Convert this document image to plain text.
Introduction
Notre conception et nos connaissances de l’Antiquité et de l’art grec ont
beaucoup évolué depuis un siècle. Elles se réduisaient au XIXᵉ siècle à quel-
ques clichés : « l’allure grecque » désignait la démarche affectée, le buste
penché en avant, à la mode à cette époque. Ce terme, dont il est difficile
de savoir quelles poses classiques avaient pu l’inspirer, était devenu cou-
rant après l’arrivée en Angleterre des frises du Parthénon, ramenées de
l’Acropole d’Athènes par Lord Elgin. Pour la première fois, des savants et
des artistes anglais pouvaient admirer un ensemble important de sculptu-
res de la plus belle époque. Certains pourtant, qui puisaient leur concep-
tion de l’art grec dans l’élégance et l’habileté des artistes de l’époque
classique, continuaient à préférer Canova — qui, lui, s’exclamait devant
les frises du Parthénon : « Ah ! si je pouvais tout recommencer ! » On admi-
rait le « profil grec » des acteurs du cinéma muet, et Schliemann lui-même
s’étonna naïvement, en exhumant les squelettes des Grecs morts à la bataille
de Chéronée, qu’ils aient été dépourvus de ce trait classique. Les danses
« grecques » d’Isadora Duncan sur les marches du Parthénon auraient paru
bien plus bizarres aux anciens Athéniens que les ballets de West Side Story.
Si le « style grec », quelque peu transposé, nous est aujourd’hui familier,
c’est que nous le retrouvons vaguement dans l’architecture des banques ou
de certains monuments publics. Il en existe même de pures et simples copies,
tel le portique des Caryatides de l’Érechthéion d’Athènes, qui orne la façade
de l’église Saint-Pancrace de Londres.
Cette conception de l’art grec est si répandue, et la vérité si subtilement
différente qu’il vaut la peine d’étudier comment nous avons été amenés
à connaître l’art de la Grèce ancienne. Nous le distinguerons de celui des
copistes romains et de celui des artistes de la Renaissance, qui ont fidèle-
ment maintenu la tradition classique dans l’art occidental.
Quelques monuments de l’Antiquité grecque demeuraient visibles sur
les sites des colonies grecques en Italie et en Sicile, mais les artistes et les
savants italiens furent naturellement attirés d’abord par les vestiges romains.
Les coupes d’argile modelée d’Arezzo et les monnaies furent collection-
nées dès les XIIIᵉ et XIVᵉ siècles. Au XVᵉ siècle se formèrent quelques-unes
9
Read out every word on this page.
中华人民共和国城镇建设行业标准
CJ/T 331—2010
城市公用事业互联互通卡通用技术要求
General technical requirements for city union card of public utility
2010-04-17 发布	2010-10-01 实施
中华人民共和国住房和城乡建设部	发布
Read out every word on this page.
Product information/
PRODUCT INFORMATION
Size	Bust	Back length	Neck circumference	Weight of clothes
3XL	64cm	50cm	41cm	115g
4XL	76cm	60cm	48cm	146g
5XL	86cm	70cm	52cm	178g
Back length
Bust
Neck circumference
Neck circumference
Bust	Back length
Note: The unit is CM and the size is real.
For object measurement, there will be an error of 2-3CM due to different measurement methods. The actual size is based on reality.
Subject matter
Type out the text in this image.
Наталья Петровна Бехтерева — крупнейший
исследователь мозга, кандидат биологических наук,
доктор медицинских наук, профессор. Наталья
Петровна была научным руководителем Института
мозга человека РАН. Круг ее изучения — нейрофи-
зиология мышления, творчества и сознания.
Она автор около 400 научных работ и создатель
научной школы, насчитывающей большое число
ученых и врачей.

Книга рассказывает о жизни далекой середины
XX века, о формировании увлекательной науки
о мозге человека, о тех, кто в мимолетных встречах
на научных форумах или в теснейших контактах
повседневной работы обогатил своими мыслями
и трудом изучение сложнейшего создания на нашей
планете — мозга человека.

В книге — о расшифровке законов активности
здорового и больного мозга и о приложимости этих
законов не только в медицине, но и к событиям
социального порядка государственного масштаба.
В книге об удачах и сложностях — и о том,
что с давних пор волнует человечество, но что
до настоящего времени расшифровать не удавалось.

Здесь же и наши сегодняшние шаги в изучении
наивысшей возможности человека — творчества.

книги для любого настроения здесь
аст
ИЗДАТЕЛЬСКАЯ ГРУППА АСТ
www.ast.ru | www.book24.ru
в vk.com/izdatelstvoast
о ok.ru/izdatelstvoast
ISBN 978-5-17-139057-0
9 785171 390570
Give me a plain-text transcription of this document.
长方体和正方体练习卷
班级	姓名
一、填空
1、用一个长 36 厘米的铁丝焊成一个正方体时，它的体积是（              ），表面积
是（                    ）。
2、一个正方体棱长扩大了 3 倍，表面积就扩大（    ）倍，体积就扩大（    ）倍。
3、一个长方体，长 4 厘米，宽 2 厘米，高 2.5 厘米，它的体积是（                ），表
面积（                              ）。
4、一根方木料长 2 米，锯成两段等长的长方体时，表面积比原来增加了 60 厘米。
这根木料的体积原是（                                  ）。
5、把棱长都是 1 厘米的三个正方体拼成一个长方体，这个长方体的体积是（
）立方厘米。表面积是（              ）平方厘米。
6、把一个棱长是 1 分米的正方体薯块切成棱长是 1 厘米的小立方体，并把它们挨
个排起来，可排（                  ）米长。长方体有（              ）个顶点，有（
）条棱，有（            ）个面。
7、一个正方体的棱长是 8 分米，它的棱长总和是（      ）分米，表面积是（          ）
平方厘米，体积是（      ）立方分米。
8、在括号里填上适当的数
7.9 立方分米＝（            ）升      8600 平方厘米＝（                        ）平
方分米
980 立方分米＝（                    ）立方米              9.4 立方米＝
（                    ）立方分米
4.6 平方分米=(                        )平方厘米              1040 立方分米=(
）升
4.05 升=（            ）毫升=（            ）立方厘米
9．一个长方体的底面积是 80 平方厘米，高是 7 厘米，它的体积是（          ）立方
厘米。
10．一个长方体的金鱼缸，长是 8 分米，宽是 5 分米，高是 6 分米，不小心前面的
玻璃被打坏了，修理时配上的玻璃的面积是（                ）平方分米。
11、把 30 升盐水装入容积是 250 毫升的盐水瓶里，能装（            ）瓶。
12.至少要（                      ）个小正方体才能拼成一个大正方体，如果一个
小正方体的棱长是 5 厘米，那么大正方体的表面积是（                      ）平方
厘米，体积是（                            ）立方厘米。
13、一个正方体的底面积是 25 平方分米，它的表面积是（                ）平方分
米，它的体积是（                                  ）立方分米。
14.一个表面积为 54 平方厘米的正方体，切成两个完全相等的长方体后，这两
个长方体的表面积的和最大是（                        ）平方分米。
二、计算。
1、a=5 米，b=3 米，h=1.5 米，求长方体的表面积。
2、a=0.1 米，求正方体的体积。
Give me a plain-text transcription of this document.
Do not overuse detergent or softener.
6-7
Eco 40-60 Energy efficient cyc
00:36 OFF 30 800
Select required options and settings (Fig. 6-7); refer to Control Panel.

● Problem requirements:
Please repeat the material above, word for word and in full.

● Written solution:
Convert this document image to plain text.
Introduction
Notre conception et nos connaissances de l’Antiquité et de l’art grec ont
beaucoup évolué depuis un siècle. Elles se réduisaient au XIXᵉ siècle à quel-
ques clichés : « l’allure grecque » désignait la démarche affectée, le buste
penché en avant, à la mode à cette époque. Ce terme, dont il est difficile
de savoir quelles poses classiques avaient pu l’inspirer, était devenu cou-
rant après l’arrivée en Angleterre des frises du Parthénon, ramenées de
l’Acropole d’Athènes par Lord Elgin. Pour la première fois, des savants et
des artistes anglais pouvaient admirer un ensemble important de sculptu-
res de la plus belle époque. Certains pourtant, qui puisaient leur concep-
tion de l’art grec dans l’élégance et l’habileté des artistes de l’époque
classique, continuaient à préférer Canova — qui, lui, s’exclamait devant
les frises du Parthénon : « Ah ! si je pouvais tout recommencer ! » On admi-
rait le « profil grec » des acteurs du cinéma muet, et Schliemann lui-même
s’étonna naïvement, en exhumant les squelettes des Grecs morts à la bataille
de Chéronée, qu’ils aient été dépourvus de ce trait classique. Les danses
« grecques » d’Isadora Duncan sur les marches du Parthénon auraient paru
bien plus bizarres aux anciens Athéniens que les ballets de West Side Story.
Si le « style grec », quelque peu transposé, nous est aujourd’hui familier,
c’est que nous le retrouvons vaguement dans l’architecture des banques ou
de certains monuments publics. Il en existe même de pures et simples copies,
tel le portique des Caryatides de l’Érechthéion d’Athènes, qui orne la façade
de l’église Saint-Pancrace de Londres.
Cette conception de l’art grec est si répandue, et la vérité si subtilement
différente qu’il vaut la peine d’étudier comment nous avons été amenés
à connaître l’art de la Grèce ancienne. Nous le distinguerons de celui des
copistes romains et de celui des artistes de la Renaissance, qui ont fidèle-
ment maintenu la tradition classique dans l’art occidental.
Quelques monuments de l’Antiquité grecque demeuraient visibles sur
les sites des colonies grecques en Italie et en Sicile, mais les artistes et les
savants italiens furent naturellement attirés d’abord par les vestiges romains.
Les coupes d’argile modelée d’Arezzo et les monnaies furent collection-
nées dès les XIIIᵉ et XIVᵉ siècles. Au XVᵉ siècle se formèrent quelques-unes
9
Read out every word on this page.
中华人民共和国城镇建设行业标准
CJ/T 331—2010
城市公用事业互联互通卡通用技术要求
General technical requirements for city union card of public utility
2010-04-17 发布	2010-10-01 实施
中华人民共和国住房和城乡建设部	发布
Read out every word on this page.
Product information/
PRODUCT INFORMATION
Size	Bust	Back length	Neck circumference	Weight of clothes
3XL	64cm	50cm	41cm	115g
4XL	76cm	60cm	48cm	146g
5XL	86cm	70cm	52cm	178g
Back length
Bust
Neck circumference
Neck circumference
Bust	Back length
Note: The unit is CM and the size is real.
For object measurement, there will be an error of 2-3CM due to different measurement methods. The actual size is based on reality.
Subject matter
Type out the text in this image.
Наталья Петровна Бехтерева — крупнейший
исследователь мозга, кандидат биологических наук,
доктор медицинских наук, профессор. Наталья
Петровна была научным руководителем Института
мозга человека РАН. Круг ее изучения — нейрофи-
зиология мышления, творчества и сознания.
Она автор около 400 научных работ и создатель
научной школы, насчитывающей большое число
ученых и врачей.

Книга рассказывает о жизни далекой середины
XX века, о формировании увлекательной науки
о мозге человека, о тех, кто в мимолетных встречах
на научных форумах или в теснейших контактах
повседневной работы обогатил своими мыслями
и трудом изучение сложнейшего создания на нашей
планете — мозга человека.

В книге — о расшифровке законов активности
здорового и больного мозга и о приложимости этих
законов не только в медицине, но и к событиям
социального порядка государственного масштаба.
В книге об удачах и сложностях — и о том,
что с давних пор волнует человечество, но что
до настоящего времени расшифровать не удавалось.

Здесь же и наши сегодняшние шаги в изучении
наивысшей возможности человека — творчества.

книги для любого настроения здесь
аст
ИЗДАТЕЛЬСКАЯ ГРУППА АСТ
www.ast.ru | www.book24.ru
в vk.com/izdatelstvoast
о ok.ru/izdatelstvoast
ISBN 978-5-17-139057-0
9 785171 390570
Give me a plain-text transcription of this document.
长方体和正方体练习卷
班级	姓名
一、填空
1、用一个长 36 厘米的铁丝焊成一个正方体时，它的体积是（              ），表面积
是（                    ）。
2、一个正方体棱长扩大了 3 倍，表面积就扩大（    ）倍，体积就扩大（    ）倍。
3、一个长方体，长 4 厘米，宽 2 厘米，高 2.5 厘米，它的体积是（                ），表
面积（                              ）。
4、一根方木料长 2 米，锯成两段等长的长方体时，表面积比原来增加了 60 厘米。
这根木料的体积原是（                                  ）。
5、把棱长都是 1 厘米的三个正方体拼成一个长方体，这个长方体的体积是（
）立方厘米。表面积是（              ）平方厘米。
6、把一个棱长是 1 分米的正方体薯块切成棱长是 1 厘米的小立方体，并把它们挨
个排起来，可排（                  ）米长。长方体有（              ）个顶点，有（
）条棱，有（            ）个面。
7、一个正方体的棱长是 8 分米，它的棱长总和是（      ）分米，表面积是（          ）
平方厘米，体积是（      ）立方分米。
8、在括号里填上适当的数
7.9 立方分米＝（            ）升      8600 平方厘米＝（                        ）平
方分米
980 立方分米＝（                    ）立方米              9.4 立方米＝
（                    ）立方分米
4.6 平方分米=(                        )平方厘米              1040 立方分米=(
）升
4.05 升=（            ）毫升=（            ）立方厘米
9．一个长方体的底面积是 80 平方厘米，高是 7 厘米，它的体积是（          ）立方
厘米。
10．一个长方体的金鱼缸，长是 8 分米，宽是 5 分米，高是 6 分米，不小心前面的
玻璃被打坏了，修理时配上的玻璃的面积是（                ）平方分米。
11、把 30 升盐水装入容积是 250 毫升的盐水瓶里，能装（            ）瓶。
12.至少要（                      ）个小正方体才能拼成一个大正方体，如果一个
小正方体的棱长是 5 厘米，那么大正方体的表面积是（                      ）平方
厘米，体积是（                            ）立方厘米。
13、一个正方体的底面积是 25 平方分米，它的表面积是（                ）平方分
米，它的体积是（                                  ）立方分米。
14.一个表面积为 54 平方厘米的正方体，切成两个完全相等的长方体后，这两
个长方体的表面积的和最大是（                        ）平方分米。
二、计算。
1、a=5 米，b=3 米，h=1.5 米，求长方体的表面积。
2、a=0.1 米，求正方体的体积。
Give me a plain-text transcription of this document.
Do not overuse detergent or softener.
6-7
Eco 40-60 Energy efficient cyc
00:36 OFF 30 800
Select required options and settings (Fig. 6-7); refer to Control Panel.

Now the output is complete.